Dataset:

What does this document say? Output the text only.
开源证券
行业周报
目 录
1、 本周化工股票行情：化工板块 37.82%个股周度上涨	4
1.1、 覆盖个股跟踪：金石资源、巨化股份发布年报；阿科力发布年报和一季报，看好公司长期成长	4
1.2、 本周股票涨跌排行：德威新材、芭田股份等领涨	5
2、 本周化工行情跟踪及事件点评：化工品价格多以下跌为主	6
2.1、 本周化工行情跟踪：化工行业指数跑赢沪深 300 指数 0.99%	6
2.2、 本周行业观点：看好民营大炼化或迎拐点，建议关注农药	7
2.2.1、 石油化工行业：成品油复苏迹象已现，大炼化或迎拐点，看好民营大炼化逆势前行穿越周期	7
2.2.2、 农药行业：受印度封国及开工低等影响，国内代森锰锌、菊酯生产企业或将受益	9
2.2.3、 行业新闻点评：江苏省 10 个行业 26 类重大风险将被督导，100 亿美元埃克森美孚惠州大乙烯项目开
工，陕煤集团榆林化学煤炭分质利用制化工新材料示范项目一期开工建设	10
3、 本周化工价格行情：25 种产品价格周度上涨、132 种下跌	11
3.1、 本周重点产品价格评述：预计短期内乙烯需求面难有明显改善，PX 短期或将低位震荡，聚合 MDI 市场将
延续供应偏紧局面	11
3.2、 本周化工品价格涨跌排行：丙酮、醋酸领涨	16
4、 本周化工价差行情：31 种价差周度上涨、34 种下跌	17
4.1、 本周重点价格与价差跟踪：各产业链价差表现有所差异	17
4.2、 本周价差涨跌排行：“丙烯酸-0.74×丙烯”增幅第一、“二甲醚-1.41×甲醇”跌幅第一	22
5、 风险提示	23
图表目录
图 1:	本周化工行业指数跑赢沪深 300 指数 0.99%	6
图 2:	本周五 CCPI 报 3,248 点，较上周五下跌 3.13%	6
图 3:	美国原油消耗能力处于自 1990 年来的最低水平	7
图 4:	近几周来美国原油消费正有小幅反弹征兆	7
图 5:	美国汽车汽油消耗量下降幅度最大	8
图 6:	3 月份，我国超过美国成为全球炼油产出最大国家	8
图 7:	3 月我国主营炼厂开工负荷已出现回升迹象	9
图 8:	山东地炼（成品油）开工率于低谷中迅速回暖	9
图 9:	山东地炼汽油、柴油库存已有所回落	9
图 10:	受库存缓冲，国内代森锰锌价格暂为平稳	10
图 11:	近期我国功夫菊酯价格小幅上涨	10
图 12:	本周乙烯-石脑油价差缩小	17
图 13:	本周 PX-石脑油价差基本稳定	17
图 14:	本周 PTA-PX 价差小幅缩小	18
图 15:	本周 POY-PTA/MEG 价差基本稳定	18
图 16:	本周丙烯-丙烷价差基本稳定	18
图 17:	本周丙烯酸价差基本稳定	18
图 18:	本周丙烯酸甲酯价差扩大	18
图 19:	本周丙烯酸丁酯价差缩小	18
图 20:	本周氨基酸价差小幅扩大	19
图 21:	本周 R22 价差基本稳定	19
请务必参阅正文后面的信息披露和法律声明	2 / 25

Problem statement:
Each record must be repeated exactly as it is.

The solution:
What does this document say? Output the text only.
开源证券
行业周报
目 录
1、 本周化工股票行情：化工板块 37.82%个股周度上涨	4
1.1、 覆盖个股跟踪：金石资源、巨化股份发布年报；阿科力发布年报和一季报，看好公司长期成长	4
1.2、 本周股票涨跌排行：德威新材、芭田股份等领涨	5
2、 本周化工行情跟踪及事件点评：化工品价格多以下跌为主	6
2.1、 本周化工行情跟踪：化工行业指数跑赢沪深 300 指数 0.99%	6
2.2、 本周行业观点：看好民营大炼化或迎拐点，建议关注农药	7
2.2.1、 石油化工行业：成品油复苏迹象已现，大炼化或迎拐点，看好民营大炼化逆势前行穿越周期	7
2.2.2、 农药行业：受印度封国及开工低等影响，国内代森锰锌、菊酯生产企业或将受益	9
2.2.3、 行业新闻点评：江苏省 10 个行业 26 类重大风险将被督导，100 亿美元埃克森美孚惠州大乙烯项目开
工，陕煤集团榆林化学煤炭分质利用制化工新材料示范项目一期开工建设	10
3、 本周化工价格行情：25 种产品价格周度上涨、132 种下跌	11
3.1、 本周重点产品价格评述：预计短期内乙烯需求面难有明显改善，PX 短期或将低位震荡，聚合 MDI 市场将
延续供应偏紧局面	11
3.2、 本周化工品价格涨跌排行：丙酮、醋酸领涨	16
4、 本周化工价差行情：31 种价差周度上涨、34 种下跌	17
4.1、 本周重点价格与价差跟踪：各产业链价差表现有所差异	17
4.2、 本周价差涨跌排行：“丙烯酸-0.74×丙烯”增幅第一、“二甲醚-1.41×甲醇”跌幅第一	22
5、 风险提示	23
图表目录
图 1:	本周化工行业指数跑赢沪深 300 指数 0.99%	6
图 2:	本周五 CCPI 报 3,248 点，较上周五下跌 3.13%	6
图 3:	美国原油消耗能力处于自 1990 年来的最低水平	7
图 4:	近几周来美国原油消费正有小幅反弹征兆	7
图 5:	美国汽车汽油消耗量下降幅度最大	8
图 6:	3 月份，我国超过美国成为全球炼油产出最大国家	8
图 7:	3 月我国主营炼厂开工负荷已出现回升迹象	9
图 8:	山东地炼（成品油）开工率于低谷中迅速回暖	9
图 9:	山东地炼汽油、柴油库存已有所回落	9
图 10:	受库存缓冲，国内代森锰锌价格暂为平稳	10
图 11:	近期我国功夫菊酯价格小幅上涨	10
图 12:	本周乙烯-石脑油价差缩小	17
图 13:	本周 PX-石脑油价差基本稳定	17
图 14:	本周 PTA-PX 价差小幅缩小	18
图 15:	本周 POY-PTA/MEG 价差基本稳定	18
图 16:	本周丙烯-丙烷价差基本稳定	18
图 17:	本周丙烯酸价差基本稳定	18
图 18:	本周丙烯酸甲酯价差扩大	18
图 19:	本周丙烯酸丁酯价差缩小	18
图 20:	本周氨基酸价差小幅扩大	19
图 21:	本周 R22 价差基本稳定	19
请务必参阅正文后面的信息披露和法律声明	2 / 25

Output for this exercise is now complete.